Begin INPUT
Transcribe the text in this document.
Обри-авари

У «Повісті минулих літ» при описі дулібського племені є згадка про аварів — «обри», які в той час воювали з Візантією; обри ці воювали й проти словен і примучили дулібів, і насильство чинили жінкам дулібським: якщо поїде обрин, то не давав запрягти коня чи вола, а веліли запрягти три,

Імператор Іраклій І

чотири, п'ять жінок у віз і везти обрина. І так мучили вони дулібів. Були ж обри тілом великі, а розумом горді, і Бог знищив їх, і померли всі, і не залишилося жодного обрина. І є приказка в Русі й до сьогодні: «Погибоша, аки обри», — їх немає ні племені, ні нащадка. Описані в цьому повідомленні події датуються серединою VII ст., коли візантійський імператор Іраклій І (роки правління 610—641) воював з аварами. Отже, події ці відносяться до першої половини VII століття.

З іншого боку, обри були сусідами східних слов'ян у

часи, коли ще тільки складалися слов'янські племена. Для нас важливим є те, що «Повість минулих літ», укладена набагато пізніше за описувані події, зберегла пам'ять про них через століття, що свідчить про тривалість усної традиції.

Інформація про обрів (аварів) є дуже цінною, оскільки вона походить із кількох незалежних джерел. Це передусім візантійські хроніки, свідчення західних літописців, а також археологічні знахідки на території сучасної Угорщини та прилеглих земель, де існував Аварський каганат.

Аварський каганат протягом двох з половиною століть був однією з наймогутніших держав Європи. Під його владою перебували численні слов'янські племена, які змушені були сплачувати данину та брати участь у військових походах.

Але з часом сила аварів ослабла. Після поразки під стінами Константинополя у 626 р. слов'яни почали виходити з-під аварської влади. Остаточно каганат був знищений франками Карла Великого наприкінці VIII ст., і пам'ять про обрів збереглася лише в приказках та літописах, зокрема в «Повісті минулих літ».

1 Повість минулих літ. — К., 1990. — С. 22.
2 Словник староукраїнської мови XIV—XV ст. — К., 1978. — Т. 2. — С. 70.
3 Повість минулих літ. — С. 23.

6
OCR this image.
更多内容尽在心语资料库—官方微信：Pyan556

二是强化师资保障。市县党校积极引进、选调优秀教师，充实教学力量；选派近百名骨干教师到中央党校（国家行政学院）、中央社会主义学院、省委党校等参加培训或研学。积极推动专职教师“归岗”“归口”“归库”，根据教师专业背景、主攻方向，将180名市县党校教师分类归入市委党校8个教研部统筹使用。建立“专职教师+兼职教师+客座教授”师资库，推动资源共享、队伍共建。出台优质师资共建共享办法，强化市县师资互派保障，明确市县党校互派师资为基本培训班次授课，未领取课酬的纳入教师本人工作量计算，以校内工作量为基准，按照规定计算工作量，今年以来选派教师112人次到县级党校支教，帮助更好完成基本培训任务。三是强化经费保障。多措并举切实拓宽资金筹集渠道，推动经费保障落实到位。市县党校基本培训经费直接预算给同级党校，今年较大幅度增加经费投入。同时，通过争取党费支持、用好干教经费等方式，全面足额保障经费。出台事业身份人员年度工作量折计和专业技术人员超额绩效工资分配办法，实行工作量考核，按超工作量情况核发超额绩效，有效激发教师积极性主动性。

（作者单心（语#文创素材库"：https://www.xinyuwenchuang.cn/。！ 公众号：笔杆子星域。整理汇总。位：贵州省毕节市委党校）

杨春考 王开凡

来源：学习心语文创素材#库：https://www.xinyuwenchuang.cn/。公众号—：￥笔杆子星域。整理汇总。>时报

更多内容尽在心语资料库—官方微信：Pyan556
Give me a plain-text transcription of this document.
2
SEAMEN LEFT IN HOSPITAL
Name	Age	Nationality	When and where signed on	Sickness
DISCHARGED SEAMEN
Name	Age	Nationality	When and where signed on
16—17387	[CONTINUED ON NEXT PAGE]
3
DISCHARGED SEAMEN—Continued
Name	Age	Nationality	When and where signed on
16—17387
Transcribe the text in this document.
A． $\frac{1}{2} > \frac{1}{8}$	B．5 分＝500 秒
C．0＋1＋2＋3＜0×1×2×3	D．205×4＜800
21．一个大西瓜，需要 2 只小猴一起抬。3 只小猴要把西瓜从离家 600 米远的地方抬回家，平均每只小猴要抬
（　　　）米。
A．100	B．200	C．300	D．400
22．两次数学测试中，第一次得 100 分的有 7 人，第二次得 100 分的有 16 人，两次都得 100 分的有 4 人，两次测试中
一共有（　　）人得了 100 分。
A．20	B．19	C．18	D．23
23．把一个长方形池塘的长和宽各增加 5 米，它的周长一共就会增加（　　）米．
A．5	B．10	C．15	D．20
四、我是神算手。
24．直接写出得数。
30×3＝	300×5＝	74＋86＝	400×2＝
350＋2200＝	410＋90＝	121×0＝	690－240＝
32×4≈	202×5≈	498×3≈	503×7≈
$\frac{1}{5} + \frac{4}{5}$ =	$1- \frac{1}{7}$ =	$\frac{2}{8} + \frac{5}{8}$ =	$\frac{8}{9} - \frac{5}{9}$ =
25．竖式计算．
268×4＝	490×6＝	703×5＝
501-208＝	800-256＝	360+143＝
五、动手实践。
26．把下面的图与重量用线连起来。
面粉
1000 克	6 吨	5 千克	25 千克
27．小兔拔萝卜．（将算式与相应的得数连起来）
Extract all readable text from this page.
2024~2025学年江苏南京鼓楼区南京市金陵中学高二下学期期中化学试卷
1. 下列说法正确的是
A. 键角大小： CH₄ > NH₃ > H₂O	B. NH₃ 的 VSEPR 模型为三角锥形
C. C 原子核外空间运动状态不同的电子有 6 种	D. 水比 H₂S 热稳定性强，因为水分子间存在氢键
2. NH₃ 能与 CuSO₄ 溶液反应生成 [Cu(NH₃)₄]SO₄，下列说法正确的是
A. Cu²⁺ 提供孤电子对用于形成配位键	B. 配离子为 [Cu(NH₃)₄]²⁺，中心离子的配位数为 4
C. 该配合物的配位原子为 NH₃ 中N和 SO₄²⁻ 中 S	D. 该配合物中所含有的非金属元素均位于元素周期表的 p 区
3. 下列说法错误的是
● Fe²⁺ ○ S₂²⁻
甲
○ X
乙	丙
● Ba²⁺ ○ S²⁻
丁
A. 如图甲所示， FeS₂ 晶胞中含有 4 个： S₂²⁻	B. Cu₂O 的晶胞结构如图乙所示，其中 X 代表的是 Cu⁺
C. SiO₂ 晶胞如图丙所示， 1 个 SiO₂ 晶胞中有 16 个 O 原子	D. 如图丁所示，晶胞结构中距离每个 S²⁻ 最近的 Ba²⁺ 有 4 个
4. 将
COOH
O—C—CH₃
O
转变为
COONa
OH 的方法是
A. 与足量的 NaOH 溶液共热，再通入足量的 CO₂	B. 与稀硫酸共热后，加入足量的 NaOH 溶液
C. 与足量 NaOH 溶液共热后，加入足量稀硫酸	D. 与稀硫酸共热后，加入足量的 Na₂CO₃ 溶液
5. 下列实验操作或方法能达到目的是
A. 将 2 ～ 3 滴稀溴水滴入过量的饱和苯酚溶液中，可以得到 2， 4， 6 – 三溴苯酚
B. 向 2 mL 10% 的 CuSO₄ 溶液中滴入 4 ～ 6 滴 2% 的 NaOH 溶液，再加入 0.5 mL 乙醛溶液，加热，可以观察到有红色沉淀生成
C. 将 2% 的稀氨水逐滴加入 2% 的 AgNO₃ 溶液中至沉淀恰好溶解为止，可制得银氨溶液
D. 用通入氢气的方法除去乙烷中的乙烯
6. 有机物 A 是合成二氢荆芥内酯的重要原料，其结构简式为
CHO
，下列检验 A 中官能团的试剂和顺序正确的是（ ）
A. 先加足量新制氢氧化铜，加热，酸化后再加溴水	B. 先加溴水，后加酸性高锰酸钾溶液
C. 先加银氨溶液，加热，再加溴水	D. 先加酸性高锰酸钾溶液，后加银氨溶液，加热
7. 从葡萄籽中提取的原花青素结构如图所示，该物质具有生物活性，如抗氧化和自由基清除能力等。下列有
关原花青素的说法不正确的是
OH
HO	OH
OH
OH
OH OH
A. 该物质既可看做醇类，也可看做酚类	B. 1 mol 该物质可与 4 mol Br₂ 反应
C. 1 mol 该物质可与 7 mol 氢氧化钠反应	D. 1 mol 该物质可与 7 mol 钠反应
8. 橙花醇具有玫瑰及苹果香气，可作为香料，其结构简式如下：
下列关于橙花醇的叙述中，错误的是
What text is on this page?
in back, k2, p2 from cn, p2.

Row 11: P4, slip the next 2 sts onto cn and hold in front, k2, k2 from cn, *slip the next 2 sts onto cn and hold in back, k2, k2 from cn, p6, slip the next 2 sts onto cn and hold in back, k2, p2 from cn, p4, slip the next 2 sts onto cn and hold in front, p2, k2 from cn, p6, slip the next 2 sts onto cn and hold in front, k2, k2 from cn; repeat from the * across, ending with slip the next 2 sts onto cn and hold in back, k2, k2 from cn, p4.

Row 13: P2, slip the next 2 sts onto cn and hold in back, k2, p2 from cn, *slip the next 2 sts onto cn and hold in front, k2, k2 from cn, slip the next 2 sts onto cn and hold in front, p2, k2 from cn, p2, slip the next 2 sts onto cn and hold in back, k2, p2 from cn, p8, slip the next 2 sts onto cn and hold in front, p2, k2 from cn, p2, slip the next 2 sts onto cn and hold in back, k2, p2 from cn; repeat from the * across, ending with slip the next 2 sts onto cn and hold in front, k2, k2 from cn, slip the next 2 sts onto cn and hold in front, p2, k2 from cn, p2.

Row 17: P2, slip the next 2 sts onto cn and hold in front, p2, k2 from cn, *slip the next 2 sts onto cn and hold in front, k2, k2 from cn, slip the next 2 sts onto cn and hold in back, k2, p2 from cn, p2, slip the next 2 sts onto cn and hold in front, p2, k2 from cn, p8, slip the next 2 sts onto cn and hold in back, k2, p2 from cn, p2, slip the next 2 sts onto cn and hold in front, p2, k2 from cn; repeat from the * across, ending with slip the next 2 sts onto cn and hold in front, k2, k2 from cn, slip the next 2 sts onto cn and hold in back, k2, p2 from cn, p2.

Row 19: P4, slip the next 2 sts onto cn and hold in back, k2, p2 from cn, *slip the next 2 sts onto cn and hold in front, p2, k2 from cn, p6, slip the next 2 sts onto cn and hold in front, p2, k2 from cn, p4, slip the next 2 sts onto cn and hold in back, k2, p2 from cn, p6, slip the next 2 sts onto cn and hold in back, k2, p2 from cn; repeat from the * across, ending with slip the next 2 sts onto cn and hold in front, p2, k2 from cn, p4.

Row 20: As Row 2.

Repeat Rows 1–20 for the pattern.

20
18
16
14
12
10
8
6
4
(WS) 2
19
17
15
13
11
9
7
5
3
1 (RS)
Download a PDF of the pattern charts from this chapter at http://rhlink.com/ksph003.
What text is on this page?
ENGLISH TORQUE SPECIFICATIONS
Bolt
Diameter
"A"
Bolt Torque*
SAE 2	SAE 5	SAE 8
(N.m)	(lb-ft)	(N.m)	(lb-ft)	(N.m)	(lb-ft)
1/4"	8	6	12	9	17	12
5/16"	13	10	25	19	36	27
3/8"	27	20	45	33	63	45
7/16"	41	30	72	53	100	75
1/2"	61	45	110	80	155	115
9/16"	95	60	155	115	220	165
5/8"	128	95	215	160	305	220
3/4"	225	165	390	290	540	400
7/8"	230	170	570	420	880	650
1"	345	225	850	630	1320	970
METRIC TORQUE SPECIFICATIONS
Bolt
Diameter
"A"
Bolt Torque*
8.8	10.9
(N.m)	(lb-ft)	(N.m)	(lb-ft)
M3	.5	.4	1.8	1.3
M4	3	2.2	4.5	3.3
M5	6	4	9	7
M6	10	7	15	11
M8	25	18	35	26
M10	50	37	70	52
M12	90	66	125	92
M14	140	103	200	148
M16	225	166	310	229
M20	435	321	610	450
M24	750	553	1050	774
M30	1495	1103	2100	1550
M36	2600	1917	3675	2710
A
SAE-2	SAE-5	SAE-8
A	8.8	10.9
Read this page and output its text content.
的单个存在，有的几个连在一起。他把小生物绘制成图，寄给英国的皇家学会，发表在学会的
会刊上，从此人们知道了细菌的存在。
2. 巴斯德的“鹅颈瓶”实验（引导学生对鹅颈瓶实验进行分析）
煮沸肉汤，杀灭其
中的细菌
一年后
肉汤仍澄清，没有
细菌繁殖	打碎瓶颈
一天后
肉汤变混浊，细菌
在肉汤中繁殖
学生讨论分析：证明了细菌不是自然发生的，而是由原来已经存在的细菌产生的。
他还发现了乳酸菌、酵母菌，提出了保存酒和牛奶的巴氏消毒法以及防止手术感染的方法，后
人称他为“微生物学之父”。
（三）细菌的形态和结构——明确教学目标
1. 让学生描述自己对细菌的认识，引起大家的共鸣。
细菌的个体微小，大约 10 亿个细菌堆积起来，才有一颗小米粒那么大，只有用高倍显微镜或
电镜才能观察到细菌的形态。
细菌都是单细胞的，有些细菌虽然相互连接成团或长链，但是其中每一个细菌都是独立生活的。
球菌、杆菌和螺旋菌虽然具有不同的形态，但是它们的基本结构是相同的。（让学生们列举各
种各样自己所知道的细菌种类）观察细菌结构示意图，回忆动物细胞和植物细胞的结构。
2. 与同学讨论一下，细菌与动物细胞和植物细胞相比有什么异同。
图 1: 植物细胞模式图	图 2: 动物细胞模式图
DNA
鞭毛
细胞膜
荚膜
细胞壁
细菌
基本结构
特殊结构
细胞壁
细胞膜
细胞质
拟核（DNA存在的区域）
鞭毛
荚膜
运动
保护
End INPUT
▶ PROBLEM STATEMENT: Gather all lines of the records that include the word "整理汇总".

▶ WRITTEN ANSWER:
（作者单心（语#文创素材库"：https://www.xinyuwenchuang.cn/。！ 公众号：笔杆子星域。整理汇总。位：贵州省毕节市委党校）
来源：学习心语文创素材#库：https://www.xinyuwenchuang.cn/。公众号—：￥笔杆子星域。整理汇总。>时报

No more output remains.